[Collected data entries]
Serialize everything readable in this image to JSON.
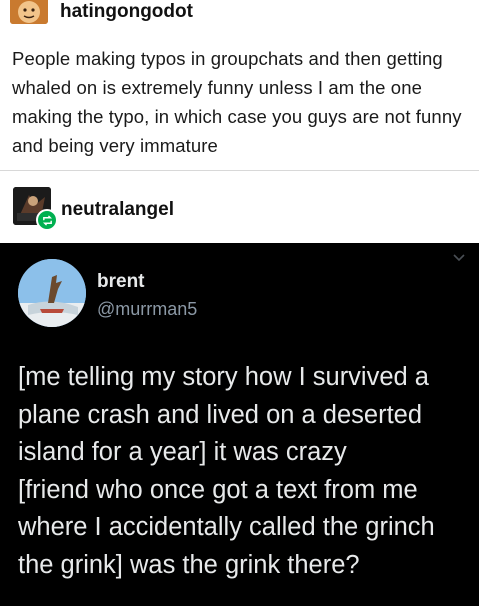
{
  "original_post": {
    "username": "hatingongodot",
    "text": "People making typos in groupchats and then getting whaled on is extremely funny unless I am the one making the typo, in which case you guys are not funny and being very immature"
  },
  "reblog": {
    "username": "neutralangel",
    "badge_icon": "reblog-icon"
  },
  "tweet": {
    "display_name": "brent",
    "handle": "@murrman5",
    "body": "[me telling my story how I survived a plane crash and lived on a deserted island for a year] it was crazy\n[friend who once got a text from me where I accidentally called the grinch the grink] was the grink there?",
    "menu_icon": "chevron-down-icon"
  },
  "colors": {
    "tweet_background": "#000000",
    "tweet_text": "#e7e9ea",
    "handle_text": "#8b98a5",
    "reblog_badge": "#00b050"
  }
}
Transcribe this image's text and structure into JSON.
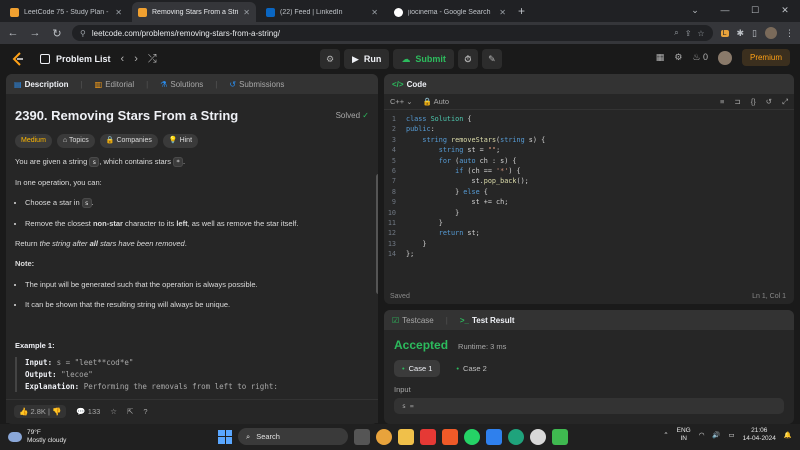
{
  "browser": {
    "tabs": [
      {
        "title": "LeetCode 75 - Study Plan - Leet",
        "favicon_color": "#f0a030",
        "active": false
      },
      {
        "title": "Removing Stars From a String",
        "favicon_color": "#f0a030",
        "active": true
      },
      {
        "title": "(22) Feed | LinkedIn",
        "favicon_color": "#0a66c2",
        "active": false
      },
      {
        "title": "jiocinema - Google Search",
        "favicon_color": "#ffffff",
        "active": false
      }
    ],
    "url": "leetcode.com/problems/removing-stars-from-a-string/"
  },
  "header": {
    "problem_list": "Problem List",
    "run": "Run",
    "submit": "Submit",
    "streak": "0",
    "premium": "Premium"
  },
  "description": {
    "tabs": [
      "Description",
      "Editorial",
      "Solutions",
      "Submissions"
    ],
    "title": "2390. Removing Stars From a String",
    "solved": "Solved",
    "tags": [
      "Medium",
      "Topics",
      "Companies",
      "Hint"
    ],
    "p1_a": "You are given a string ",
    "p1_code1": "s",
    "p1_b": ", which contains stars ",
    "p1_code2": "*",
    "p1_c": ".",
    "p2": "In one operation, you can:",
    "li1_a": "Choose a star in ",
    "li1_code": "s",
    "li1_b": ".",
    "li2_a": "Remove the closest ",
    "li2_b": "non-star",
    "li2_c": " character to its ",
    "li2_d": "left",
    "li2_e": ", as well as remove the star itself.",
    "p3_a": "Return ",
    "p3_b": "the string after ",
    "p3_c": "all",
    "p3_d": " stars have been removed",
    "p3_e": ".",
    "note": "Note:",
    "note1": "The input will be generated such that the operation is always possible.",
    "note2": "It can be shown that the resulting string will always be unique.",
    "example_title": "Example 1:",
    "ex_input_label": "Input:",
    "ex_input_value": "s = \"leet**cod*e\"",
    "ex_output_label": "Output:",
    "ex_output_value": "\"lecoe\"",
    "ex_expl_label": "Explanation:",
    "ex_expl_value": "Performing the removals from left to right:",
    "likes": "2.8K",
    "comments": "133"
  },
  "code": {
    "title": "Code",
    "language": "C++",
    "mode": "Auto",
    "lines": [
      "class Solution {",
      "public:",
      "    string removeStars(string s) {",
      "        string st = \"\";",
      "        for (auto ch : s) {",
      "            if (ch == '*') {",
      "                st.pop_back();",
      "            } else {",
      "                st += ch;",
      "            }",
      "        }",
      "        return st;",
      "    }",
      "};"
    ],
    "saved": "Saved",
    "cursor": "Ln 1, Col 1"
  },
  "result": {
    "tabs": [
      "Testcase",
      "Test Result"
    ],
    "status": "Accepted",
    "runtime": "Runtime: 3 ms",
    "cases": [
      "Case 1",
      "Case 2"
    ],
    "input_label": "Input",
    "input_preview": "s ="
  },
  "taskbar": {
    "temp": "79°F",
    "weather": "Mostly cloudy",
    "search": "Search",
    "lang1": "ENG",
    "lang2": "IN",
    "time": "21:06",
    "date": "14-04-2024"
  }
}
* * *
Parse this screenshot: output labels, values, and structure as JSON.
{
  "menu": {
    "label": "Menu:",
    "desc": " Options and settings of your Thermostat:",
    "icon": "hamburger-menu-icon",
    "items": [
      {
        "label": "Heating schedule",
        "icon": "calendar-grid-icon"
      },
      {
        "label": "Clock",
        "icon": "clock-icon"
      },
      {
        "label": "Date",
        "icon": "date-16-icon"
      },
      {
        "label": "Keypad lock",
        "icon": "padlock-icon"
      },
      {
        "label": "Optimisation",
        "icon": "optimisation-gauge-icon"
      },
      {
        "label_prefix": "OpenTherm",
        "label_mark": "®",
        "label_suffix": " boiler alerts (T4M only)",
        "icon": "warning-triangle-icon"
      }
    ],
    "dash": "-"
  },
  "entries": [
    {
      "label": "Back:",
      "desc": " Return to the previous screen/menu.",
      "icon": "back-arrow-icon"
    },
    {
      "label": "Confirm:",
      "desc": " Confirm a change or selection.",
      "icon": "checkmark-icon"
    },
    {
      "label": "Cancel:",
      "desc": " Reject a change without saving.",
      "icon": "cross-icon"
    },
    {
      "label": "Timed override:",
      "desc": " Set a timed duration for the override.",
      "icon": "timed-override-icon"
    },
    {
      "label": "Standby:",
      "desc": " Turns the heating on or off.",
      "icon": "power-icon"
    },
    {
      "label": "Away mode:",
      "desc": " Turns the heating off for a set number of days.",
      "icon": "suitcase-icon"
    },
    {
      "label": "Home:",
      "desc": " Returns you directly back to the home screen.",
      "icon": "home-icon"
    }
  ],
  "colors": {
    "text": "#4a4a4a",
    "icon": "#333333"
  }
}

Challenge: Select and copy every line of the material that holds the string "JSON".

Correct response:
Serialize everything readable in this image to JSON.
Transcribe this image's text and structure into JSON.
Parse this screenshot: output labels, values, and structure as JSON.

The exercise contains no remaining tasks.